What to do | Reproduce the full listing below unchanged, apart from the pictures.
— Start —
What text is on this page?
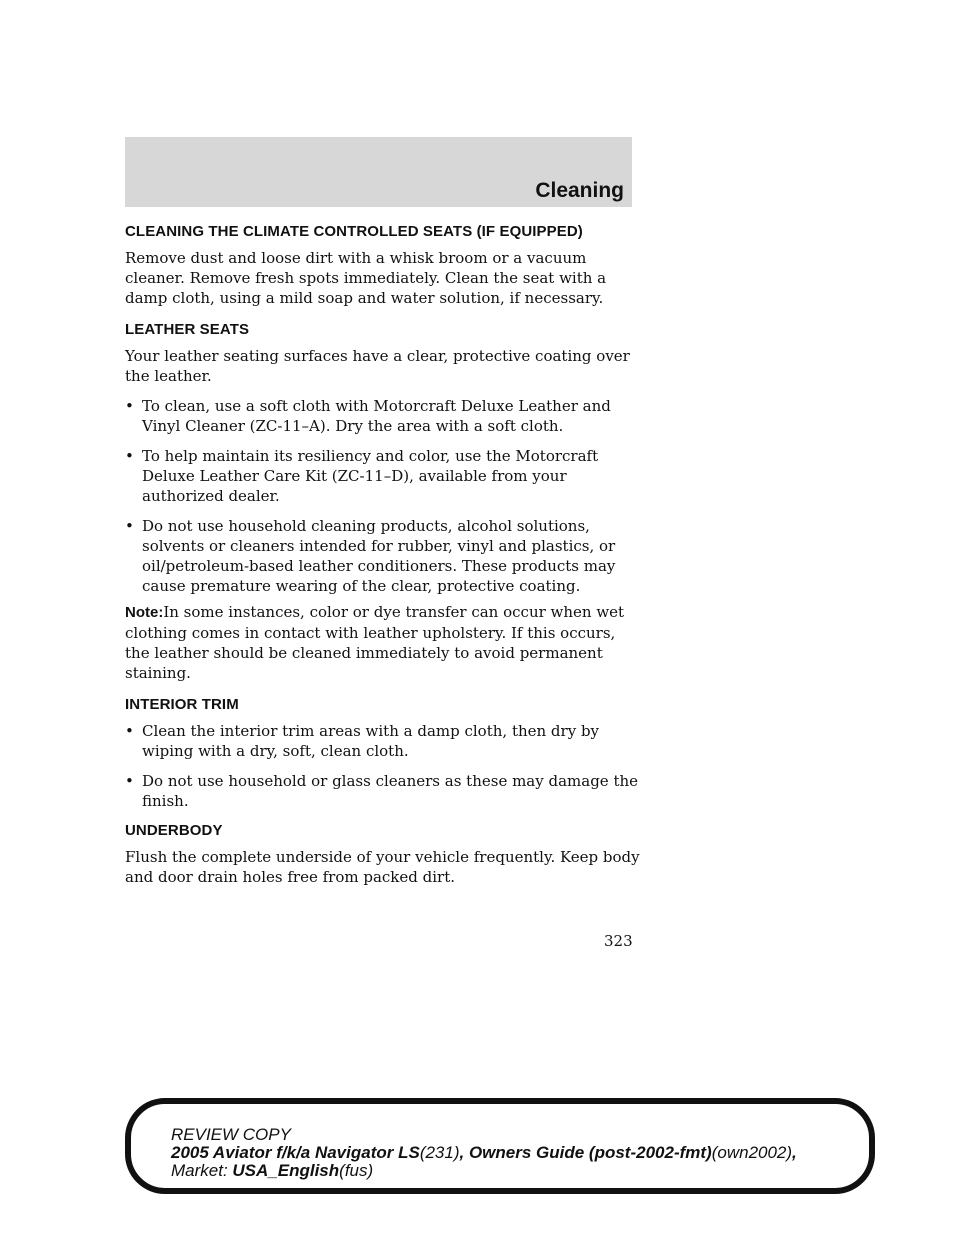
Cleaning
CLEANING THE CLIMATE CONTROLLED SEATS (IF EQUIPPED)

Remove dust and loose dirt with a whisk broom or a vacuum cleaner. Remove fresh spots immediately. Clean the seat with a damp cloth, using a mild soap and water solution, if necessary.

LEATHER SEATS

Your leather seating surfaces have a clear, protective coating over the leather.

• To clean, use a soft cloth with Motorcraft Deluxe Leather and Vinyl Cleaner (ZC-11–A). Dry the area with a soft cloth.
• To help maintain its resiliency and color, use the Motorcraft Deluxe Leather Care Kit (ZC-11–D), available from your authorized dealer.
• Do not use household cleaning products, alcohol solutions, solvents or cleaners intended for rubber, vinyl and plastics, or oil/petroleum-based leather conditioners. These products may cause premature wearing of the clear, protective coating.

Note:In some instances, color or dye transfer can occur when wet clothing comes in contact with leather upholstery. If this occurs, the leather should be cleaned immediately to avoid permanent staining.

INTERIOR TRIM
• Clean the interior trim areas with a damp cloth, then dry by wiping with a dry, soft, clean cloth.
• Do not use household or glass cleaners as these may damage the finish.
UNDERBODY

Flush the complete underside of your vehicle frequently. Keep body and door drain holes free from packed dirt.

323
REVIEW COPY
2005 Aviator f/k/a Navigator LS(231), Owners Guide (post-2002-fmt)(own2002),
Market: USA_English(fus)
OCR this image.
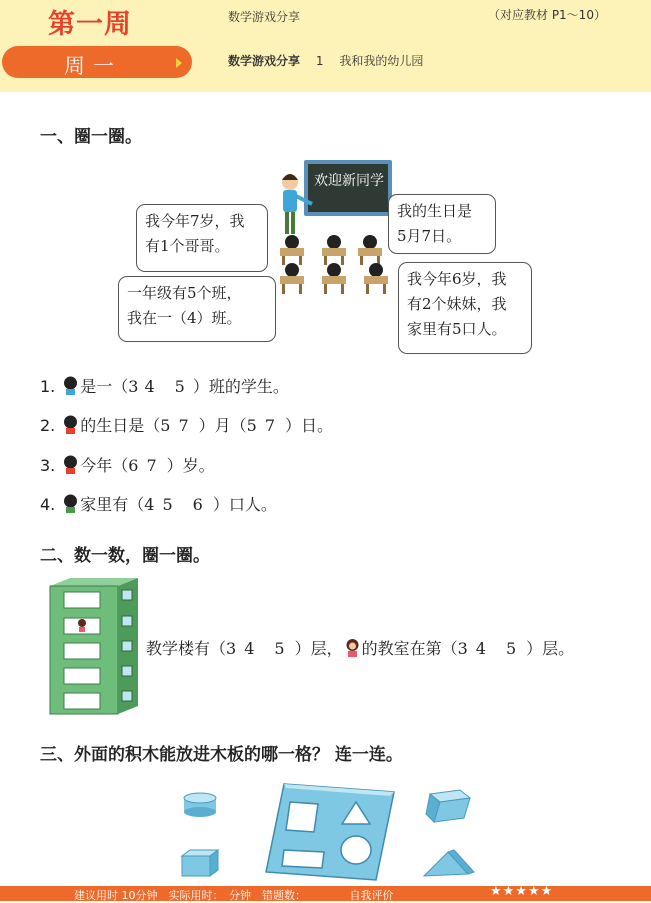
第一周	数学游戏分享	（对应教材 P1～10）
周一	数学游戏分享 1 我和我的幼儿园
一、圈一圈。
欢迎新同学
我今年7岁，我
有1个哥哥。
我的生日是
5月7日。
一年级有5个班，
我在一（4）班。
我今年6岁，我
有2个妹妹，我
家里有5口人。
1. 是一（3 4　5 ）班的学生。
2. 的生日是（5 7 ）月（5 7 ）日。
3. 今年（6 7 ）岁。
4. 家里有（4 5　6 ）口人。
二、数一数，圈一圈。
教学楼有（3 4　5 ）层， 的教室在第（3 4　5 ）层。
三、外面的积木能放进木板的哪一格？ 连一连。
建议用时 10分钟　实际用时：　分钟　错题数：	自我评价	★★★★★
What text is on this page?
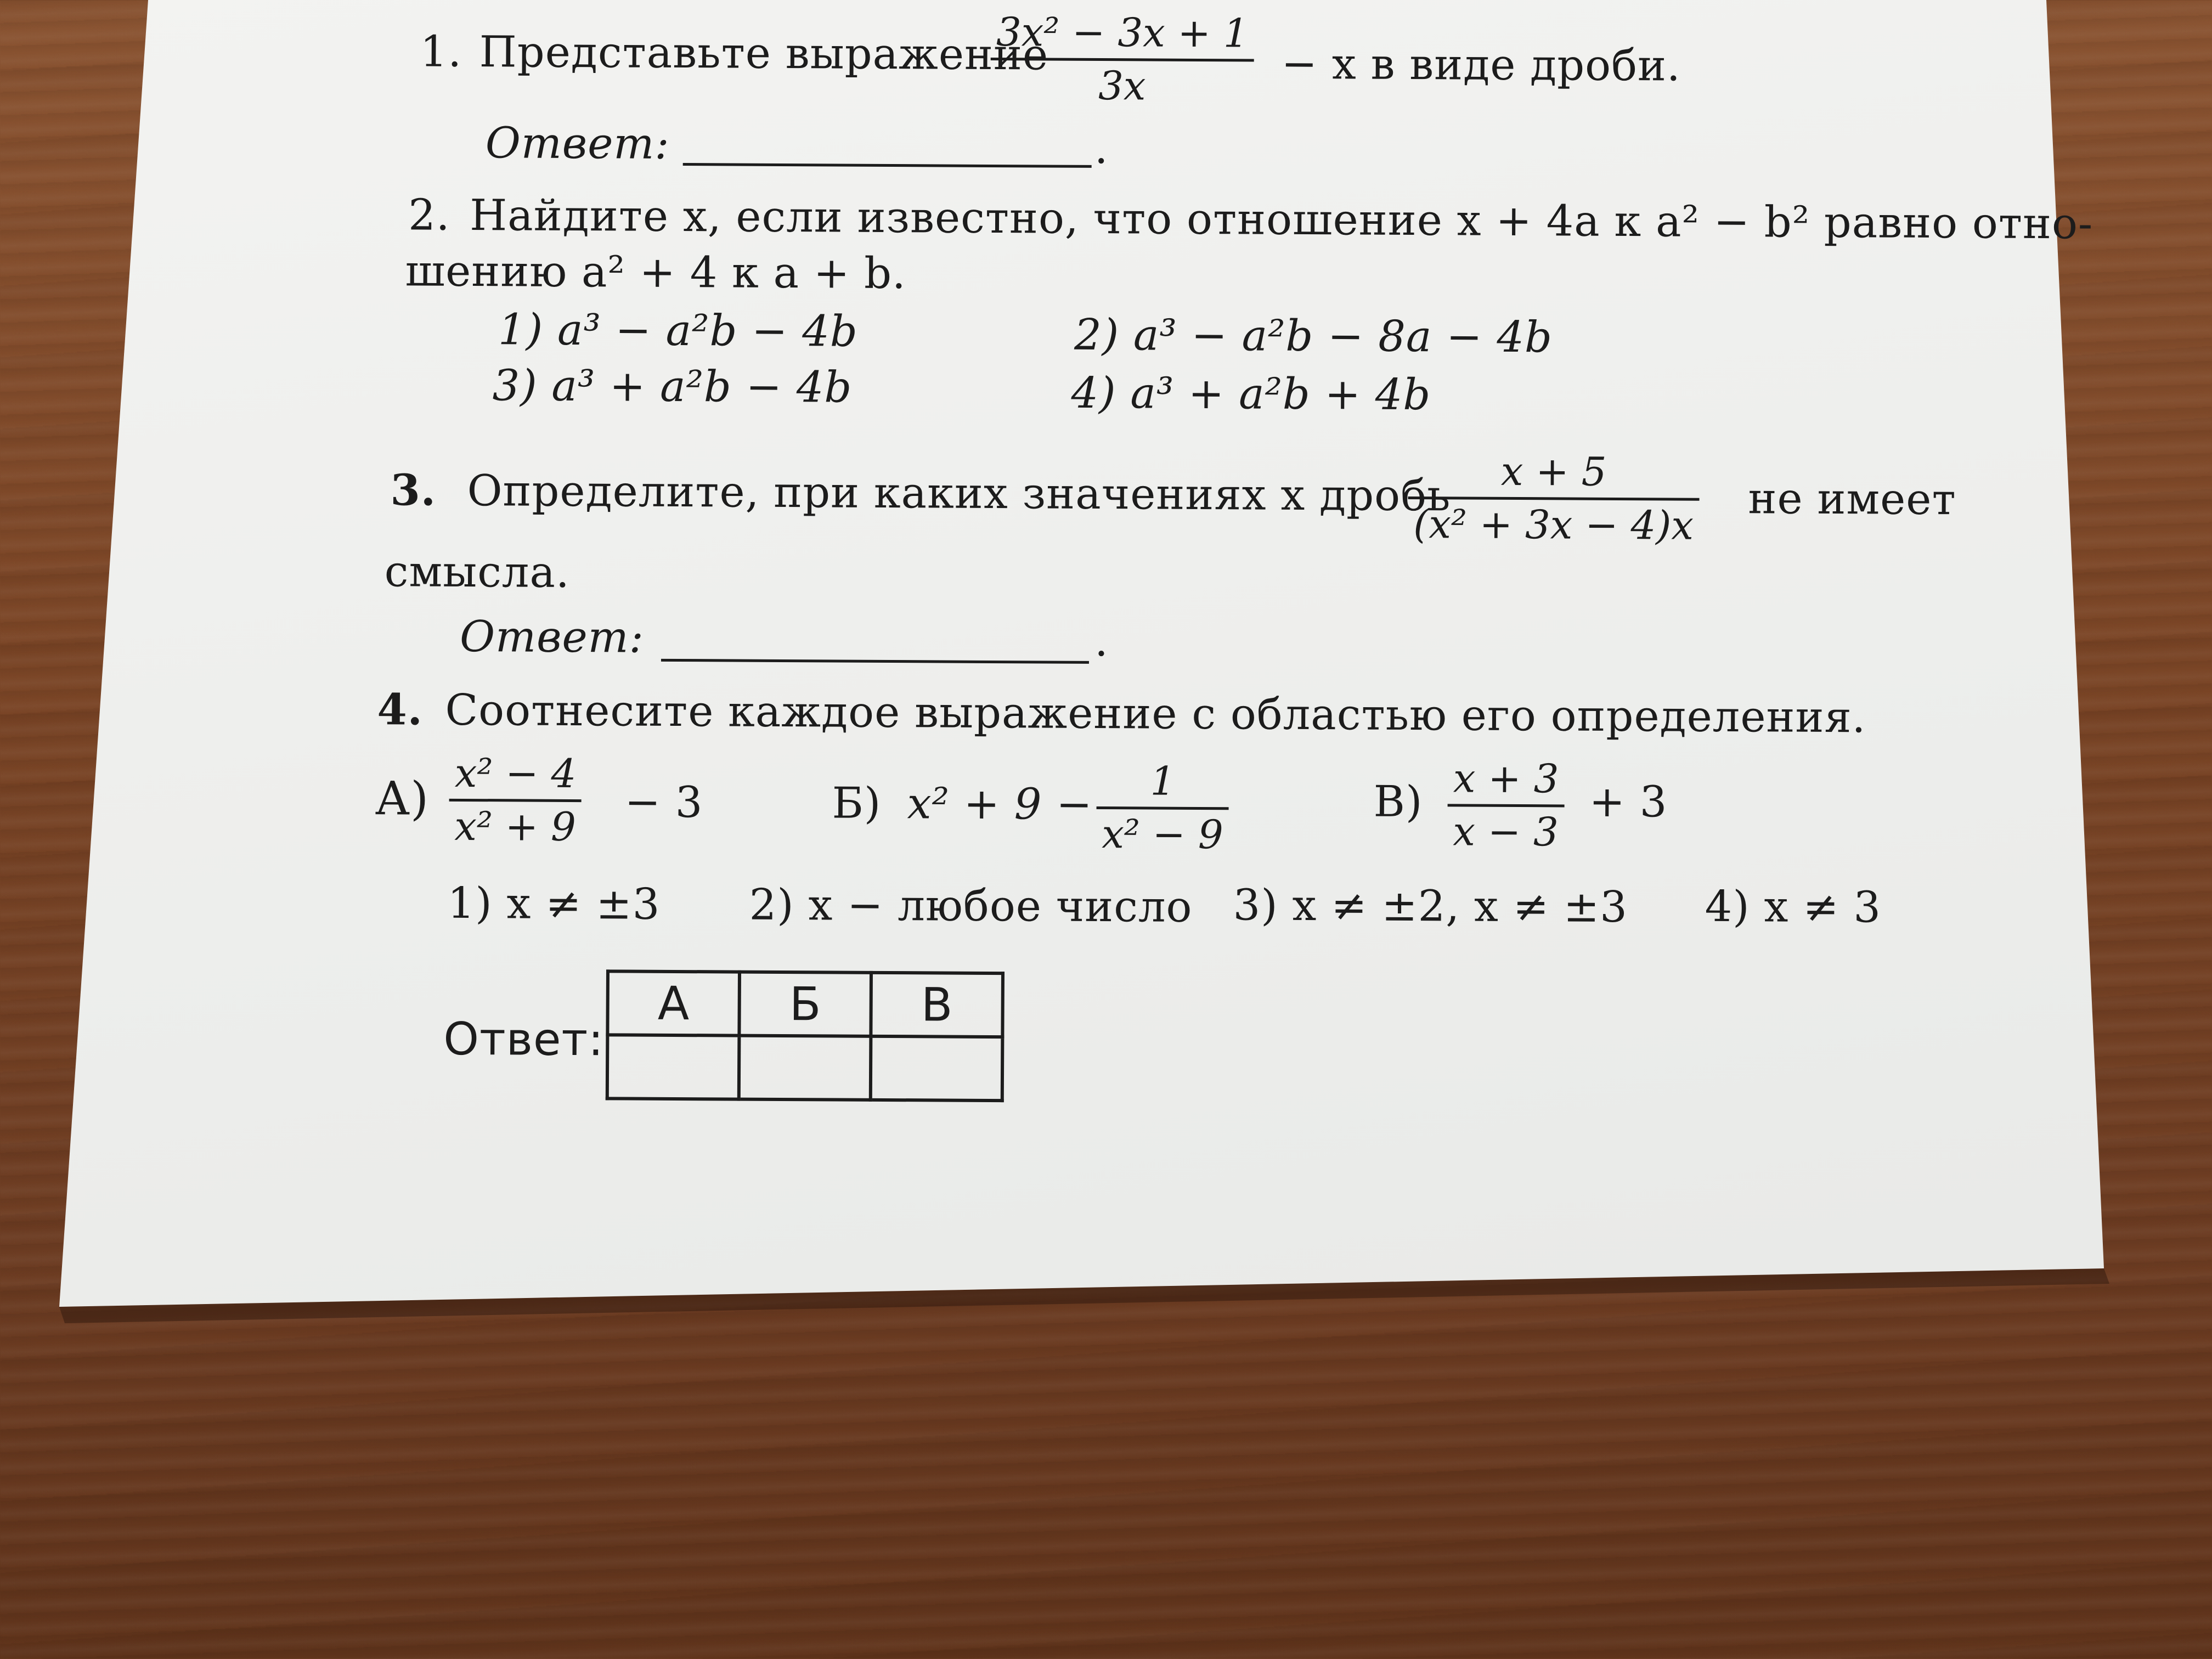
1. Представьте выражение
3x² − 3x + 1
3x	− x в виде дроби.
Ответ:	.
2. Найдите x, если известно, что отношение x + 4a к a² − b² равно отно-
шению a² + 4 к a + b.
1) a³ − a²b − 4b	2) a³ − a²b − 8a − 4b
3) a³ + a²b − 4b	4) a³ + a²b + 4b
3. Определите, при каких значениях x дробь x + 5
(x² + 3x − 4)x не имеет
смысла.
Ответ:	.
4. Соотнесите каждое выражение с областью его определения.
А) x² − 4
x² + 9 − 3	Б) x² + 9 − 1
x² − 9
В) x + 3
x − 3
+ 3
1) x ≠ ±3 2) x − любое число 3) x ≠ ±2, x ≠ ±3 4) x ≠ 3
Ответ:
А	Б	В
— End —
Output |
What text is on this page?
Cleaning
CLEANING THE CLIMATE CONTROLLED SEATS (IF EQUIPPED)

Remove dust and loose dirt with a whisk broom or a vacuum cleaner. Remove fresh spots immediately. Clean the seat with a damp cloth, using a mild soap and water solution, if necessary.

LEATHER SEATS

Your leather seating surfaces have a clear, protective coating over the leather.

• To clean, use a soft cloth with Motorcraft Deluxe Leather and Vinyl Cleaner (ZC-11–A). Dry the area with a soft cloth.
• To help maintain its resiliency and color, use the Motorcraft Deluxe Leather Care Kit (ZC-11–D), available from your authorized dealer.
• Do not use household cleaning products, alcohol solutions, solvents or cleaners intended for rubber, vinyl and plastics, or oil/petroleum-based leather conditioners. These products may cause premature wearing of the clear, protective coating.

Note:In some instances, color or dye transfer can occur when wet clothing comes in contact with leather upholstery. If this occurs, the leather should be cleaned immediately to avoid permanent staining.

INTERIOR TRIM
• Clean the interior trim areas with a damp cloth, then dry by wiping with a dry, soft, clean cloth.
• Do not use household or glass cleaners as these may damage the finish.
UNDERBODY

Flush the complete underside of your vehicle frequently. Keep body and door drain holes free from packed dirt.

323
REVIEW COPY
2005 Aviator f/k/a Navigator LS(231), Owners Guide (post-2002-fmt)(own2002),
Market: USA_English(fus)
OCR this image.
第一周	数学游戏分享	（对应教材 P1～10）
周一	数学游戏分享 1 我和我的幼儿园
一、圈一圈。
欢迎新同学
我今年7岁，我
有1个哥哥。
我的生日是
5月7日。
一年级有5个班，
我在一（4）班。
我今年6岁，我
有2个妹妹，我
家里有5口人。
1. 是一（3 4　5 ）班的学生。
2. 的生日是（5 7 ）月（5 7 ）日。
3. 今年（6 7 ）岁。
4. 家里有（4 5　6 ）口人。
二、数一数，圈一圈。
教学楼有（3 4　5 ）层， 的教室在第（3 4　5 ）层。
三、外面的积木能放进木板的哪一格？ 连一连。
建议用时 10分钟　实际用时：　分钟　错题数：	自我评价	★★★★★
What text is on this page?
1. Представьте выражение
3x² − 3x + 1
3x	− x в виде дроби.
Ответ:	.
2. Найдите x, если известно, что отношение x + 4a к a² − b² равно отно-
шению a² + 4 к a + b.
1) a³ − a²b − 4b	2) a³ − a²b − 8a − 4b
3) a³ + a²b − 4b	4) a³ + a²b + 4b
3. Определите, при каких значениях x дробь x + 5
(x² + 3x − 4)x не имеет
смысла.
Ответ:	.
4. Соотнесите каждое выражение с областью его определения.
А) x² − 4
x² + 9 − 3	Б) x² + 9 − 1
x² − 9
В) x + 3
x − 3
+ 3
1) x ≠ ±3 2) x − любое число 3) x ≠ ±2, x ≠ ±3 4) x ≠ 3
Ответ:
А	Б	В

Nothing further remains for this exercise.